Listings of boxed layout items
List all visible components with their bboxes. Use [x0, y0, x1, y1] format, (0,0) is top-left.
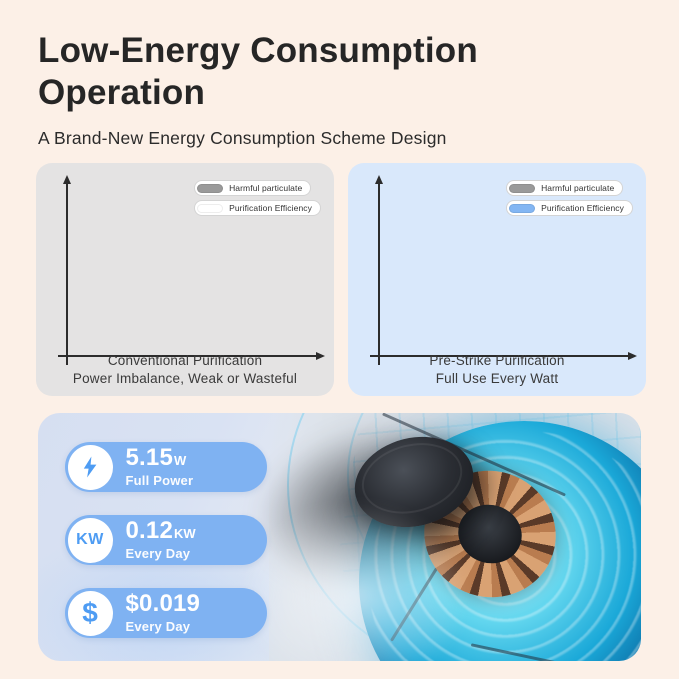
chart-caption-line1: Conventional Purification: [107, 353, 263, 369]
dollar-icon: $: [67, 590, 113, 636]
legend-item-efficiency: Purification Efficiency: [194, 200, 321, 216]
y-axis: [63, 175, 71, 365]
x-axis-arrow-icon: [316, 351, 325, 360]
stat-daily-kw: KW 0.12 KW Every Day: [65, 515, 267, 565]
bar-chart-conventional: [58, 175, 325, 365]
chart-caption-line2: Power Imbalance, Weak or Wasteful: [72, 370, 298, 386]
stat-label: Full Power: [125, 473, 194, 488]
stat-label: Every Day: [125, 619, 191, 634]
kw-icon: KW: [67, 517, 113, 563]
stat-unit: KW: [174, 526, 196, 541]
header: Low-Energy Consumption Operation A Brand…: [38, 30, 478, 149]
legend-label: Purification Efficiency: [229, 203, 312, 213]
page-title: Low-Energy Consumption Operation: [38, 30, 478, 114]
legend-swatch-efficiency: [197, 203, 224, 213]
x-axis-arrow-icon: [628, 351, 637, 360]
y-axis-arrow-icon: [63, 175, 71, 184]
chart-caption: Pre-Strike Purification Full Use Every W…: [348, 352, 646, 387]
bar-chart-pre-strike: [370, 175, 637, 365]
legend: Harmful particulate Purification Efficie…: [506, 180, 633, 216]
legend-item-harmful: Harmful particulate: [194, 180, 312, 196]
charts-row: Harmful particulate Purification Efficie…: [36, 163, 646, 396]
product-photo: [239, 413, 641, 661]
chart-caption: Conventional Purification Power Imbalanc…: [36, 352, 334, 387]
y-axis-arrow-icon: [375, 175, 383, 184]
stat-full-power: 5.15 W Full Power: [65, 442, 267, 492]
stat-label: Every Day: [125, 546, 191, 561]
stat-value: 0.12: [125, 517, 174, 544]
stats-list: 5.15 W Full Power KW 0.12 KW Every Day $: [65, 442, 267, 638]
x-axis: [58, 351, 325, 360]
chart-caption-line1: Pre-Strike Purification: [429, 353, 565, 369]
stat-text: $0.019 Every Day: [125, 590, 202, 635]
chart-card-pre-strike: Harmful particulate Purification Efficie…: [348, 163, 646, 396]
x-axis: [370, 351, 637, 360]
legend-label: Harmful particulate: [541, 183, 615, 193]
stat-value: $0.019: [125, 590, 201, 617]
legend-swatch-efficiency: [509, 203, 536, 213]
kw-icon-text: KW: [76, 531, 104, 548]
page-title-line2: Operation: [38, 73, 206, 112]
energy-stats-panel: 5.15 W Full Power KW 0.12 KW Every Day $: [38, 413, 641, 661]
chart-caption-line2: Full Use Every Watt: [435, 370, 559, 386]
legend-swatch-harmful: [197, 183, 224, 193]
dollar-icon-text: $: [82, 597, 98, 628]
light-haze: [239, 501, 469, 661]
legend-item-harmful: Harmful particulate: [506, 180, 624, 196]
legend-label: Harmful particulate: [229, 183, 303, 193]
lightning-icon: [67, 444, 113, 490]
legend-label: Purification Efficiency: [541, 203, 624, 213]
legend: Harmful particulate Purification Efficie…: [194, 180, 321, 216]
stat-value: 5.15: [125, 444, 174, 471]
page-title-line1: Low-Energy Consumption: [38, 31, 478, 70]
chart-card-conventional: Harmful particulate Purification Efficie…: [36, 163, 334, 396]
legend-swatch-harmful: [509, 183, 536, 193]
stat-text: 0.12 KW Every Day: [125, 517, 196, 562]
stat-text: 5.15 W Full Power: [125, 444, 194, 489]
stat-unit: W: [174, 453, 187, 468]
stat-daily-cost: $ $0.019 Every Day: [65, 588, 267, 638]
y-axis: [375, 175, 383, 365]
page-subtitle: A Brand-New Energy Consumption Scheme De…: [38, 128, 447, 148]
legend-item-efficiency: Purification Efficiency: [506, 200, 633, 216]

• **Directions for this task**:
Could you turn the rows above, from the line containing "353, 263, 369]" through the line containing "y-axis-arrow-icon: [63, 175, 71, 184]", both included, into a numbered list with any blank lines dropped?

• **Problem solution**:
1. chart-caption-line1: Conventional Purification: [107, 353, 263, 369]
2. dollar-icon: $: [67, 590, 113, 636]
3. legend-item-efficiency: Purification Efficiency: [194, 200, 321, 216]
4. y-axis: [63, 175, 71, 365]
5. x-axis-arrow-icon: [316, 351, 325, 360]
6. stat-daily-kw: KW 0.12 KW Every Day: [65, 515, 267, 565]
7. bar-chart-conventional: [58, 175, 325, 365]
8. chart-caption-line2: Power Imbalance, Weak or Wasteful: [72, 370, 298, 386]
9. stat-label: Full Power: [125, 473, 194, 488]
10. stat-label: Every Day: [125, 619, 191, 634]
11. kw-icon: KW: [67, 517, 113, 563]
12. stat-unit: KW: [174, 526, 196, 541]
13. header: Low-Energy Consumption Operation A Brand…: [38, 30, 478, 149]
14. legend-label: Purification Efficiency: [229, 203, 312, 213]
15. page-title: Low-Energy Consumption Operation: [38, 30, 478, 114]
16. legend-swatch-efficiency: [197, 203, 224, 213]
17. x-axis-arrow-icon: [628, 351, 637, 360]
18. y-axis-arrow-icon: [63, 175, 71, 184]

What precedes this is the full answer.